Required task
Each entry has to be copied exactly, with nothing missed.

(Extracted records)
((
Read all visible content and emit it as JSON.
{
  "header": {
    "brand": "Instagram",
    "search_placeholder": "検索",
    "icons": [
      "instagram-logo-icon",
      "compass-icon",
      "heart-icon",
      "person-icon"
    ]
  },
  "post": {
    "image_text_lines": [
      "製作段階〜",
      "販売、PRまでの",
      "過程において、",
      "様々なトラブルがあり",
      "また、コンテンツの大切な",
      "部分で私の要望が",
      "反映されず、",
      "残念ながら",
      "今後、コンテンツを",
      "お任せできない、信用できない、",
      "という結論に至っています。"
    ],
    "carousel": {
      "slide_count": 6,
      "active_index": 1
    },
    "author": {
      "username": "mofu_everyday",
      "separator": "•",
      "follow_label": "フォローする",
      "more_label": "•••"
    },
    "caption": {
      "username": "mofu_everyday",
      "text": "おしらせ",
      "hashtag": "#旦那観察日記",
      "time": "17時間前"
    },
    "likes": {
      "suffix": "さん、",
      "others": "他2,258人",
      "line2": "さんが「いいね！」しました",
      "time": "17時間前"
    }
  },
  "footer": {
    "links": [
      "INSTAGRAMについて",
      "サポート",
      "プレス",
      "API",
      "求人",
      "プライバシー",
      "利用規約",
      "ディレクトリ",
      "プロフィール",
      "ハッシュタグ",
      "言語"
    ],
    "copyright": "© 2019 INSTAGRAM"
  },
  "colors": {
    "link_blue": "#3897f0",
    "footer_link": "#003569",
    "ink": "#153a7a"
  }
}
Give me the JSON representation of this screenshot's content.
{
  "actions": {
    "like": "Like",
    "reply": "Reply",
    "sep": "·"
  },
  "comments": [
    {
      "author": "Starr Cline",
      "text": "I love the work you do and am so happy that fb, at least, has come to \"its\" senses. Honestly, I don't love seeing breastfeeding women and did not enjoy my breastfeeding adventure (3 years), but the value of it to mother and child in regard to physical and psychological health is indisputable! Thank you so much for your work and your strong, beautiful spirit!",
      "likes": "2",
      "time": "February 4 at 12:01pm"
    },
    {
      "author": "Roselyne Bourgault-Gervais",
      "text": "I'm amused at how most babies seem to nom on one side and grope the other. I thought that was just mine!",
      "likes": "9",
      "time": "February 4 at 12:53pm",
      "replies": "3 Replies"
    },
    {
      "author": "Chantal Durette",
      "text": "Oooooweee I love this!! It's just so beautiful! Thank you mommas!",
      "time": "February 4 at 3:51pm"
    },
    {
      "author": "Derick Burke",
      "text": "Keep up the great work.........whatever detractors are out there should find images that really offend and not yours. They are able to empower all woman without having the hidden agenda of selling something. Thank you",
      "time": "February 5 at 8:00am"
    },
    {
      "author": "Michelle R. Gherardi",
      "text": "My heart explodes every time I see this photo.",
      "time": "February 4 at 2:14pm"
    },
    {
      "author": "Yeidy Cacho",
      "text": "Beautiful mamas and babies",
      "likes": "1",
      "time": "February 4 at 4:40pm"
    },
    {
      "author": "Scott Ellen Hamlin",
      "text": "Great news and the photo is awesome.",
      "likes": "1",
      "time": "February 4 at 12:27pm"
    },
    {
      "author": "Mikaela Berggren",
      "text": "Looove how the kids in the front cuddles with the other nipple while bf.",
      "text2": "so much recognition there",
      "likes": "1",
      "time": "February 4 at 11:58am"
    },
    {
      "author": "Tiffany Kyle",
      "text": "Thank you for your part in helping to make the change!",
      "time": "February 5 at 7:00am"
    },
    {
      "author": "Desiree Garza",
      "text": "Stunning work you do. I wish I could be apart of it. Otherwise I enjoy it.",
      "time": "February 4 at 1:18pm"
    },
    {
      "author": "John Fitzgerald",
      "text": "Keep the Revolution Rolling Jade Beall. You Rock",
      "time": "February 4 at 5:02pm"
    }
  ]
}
))
Full output
Read all visible content and emit it as JSON.
{
  "header": {
    "brand": "Instagram",
    "search_placeholder": "検索",
    "icons": [
      "instagram-logo-icon",
      "compass-icon",
      "heart-icon",
      "person-icon"
    ]
  },
  "post": {
    "image_text_lines": [
      "製作段階〜",
      "販売、PRまでの",
      "過程において、",
      "様々なトラブルがあり",
      "また、コンテンツの大切な",
      "部分で私の要望が",
      "反映されず、",
      "残念ながら",
      "今後、コンテンツを",
      "お任せできない、信用できない、",
      "という結論に至っています。"
    ],
    "carousel": {
      "slide_count": 6,
      "active_index": 1
    },
    "author": {
      "username": "mofu_everyday",
      "separator": "•",
      "follow_label": "フォローする",
      "more_label": "•••"
    },
    "caption": {
      "username": "mofu_everyday",
      "text": "おしらせ",
      "hashtag": "#旦那観察日記",
      "time": "17時間前"
    },
    "likes": {
      "suffix": "さん、",
      "others": "他2,258人",
      "line2": "さんが「いいね！」しました",
      "time": "17時間前"
    }
  },
  "footer": {
    "links": [
      "INSTAGRAMについて",
      "サポート",
      "プレス",
      "API",
      "求人",
      "プライバシー",
      "利用規約",
      "ディレクトリ",
      "プロフィール",
      "ハッシュタグ",
      "言語"
    ],
    "copyright": "© 2019 INSTAGRAM"
  },
  "colors": {
    "link_blue": "#3897f0",
    "footer_link": "#003569",
    "ink": "#153a7a"
  }
}
Give me the JSON representation of this screenshot's content.
{
  "actions": {
    "like": "Like",
    "reply": "Reply",
    "sep": "·"
  },
  "comments": [
    {
      "author": "Starr Cline",
      "text": "I love the work you do and am so happy that fb, at least, has come to \"its\" senses. Honestly, I don't love seeing breastfeeding women and did not enjoy my breastfeeding adventure (3 years), but the value of it to mother and child in regard to physical and psychological health is indisputable! Thank you so much for your work and your strong, beautiful spirit!",
      "likes": "2",
      "time": "February 4 at 12:01pm"
    },
    {
      "author": "Roselyne Bourgault-Gervais",
      "text": "I'm amused at how most babies seem to nom on one side and grope the other. I thought that was just mine!",
      "likes": "9",
      "time": "February 4 at 12:53pm",
      "replies": "3 Replies"
    },
    {
      "author": "Chantal Durette",
      "text": "Oooooweee I love this!! It's just so beautiful! Thank you mommas!",
      "time": "February 4 at 3:51pm"
    },
    {
      "author": "Derick Burke",
      "text": "Keep up the great work.........whatever detractors are out there should find images that really offend and not yours. They are able to empower all woman without having the hidden agenda of selling something. Thank you",
      "time": "February 5 at 8:00am"
    },
    {
      "author": "Michelle R. Gherardi",
      "text": "My heart explodes every time I see this photo.",
      "time": "February 4 at 2:14pm"
    },
    {
      "author": "Yeidy Cacho",
      "text": "Beautiful mamas and babies",
      "likes": "1",
      "time": "February 4 at 4:40pm"
    },
    {
      "author": "Scott Ellen Hamlin",
      "text": "Great news and the photo is awesome.",
      "likes": "1",
      "time": "February 4 at 12:27pm"
    },
    {
      "author": "Mikaela Berggren",
      "text": "Looove how the kids in the front cuddles with the other nipple while bf.",
      "text2": "so much recognition there",
      "likes": "1",
      "time": "February 4 at 11:58am"
    },
    {
      "author": "Tiffany Kyle",
      "text": "Thank you for your part in helping to make the change!",
      "time": "February 5 at 7:00am"
    },
    {
      "author": "Desiree Garza",
      "text": "Stunning work you do. I wish I could be apart of it. Otherwise I enjoy it.",
      "time": "February 4 at 1:18pm"
    },
    {
      "author": "John Fitzgerald",
      "text": "Keep the Revolution Rolling Jade Beall. You Rock",
      "time": "February 4 at 5:02pm"
    }
  ]
}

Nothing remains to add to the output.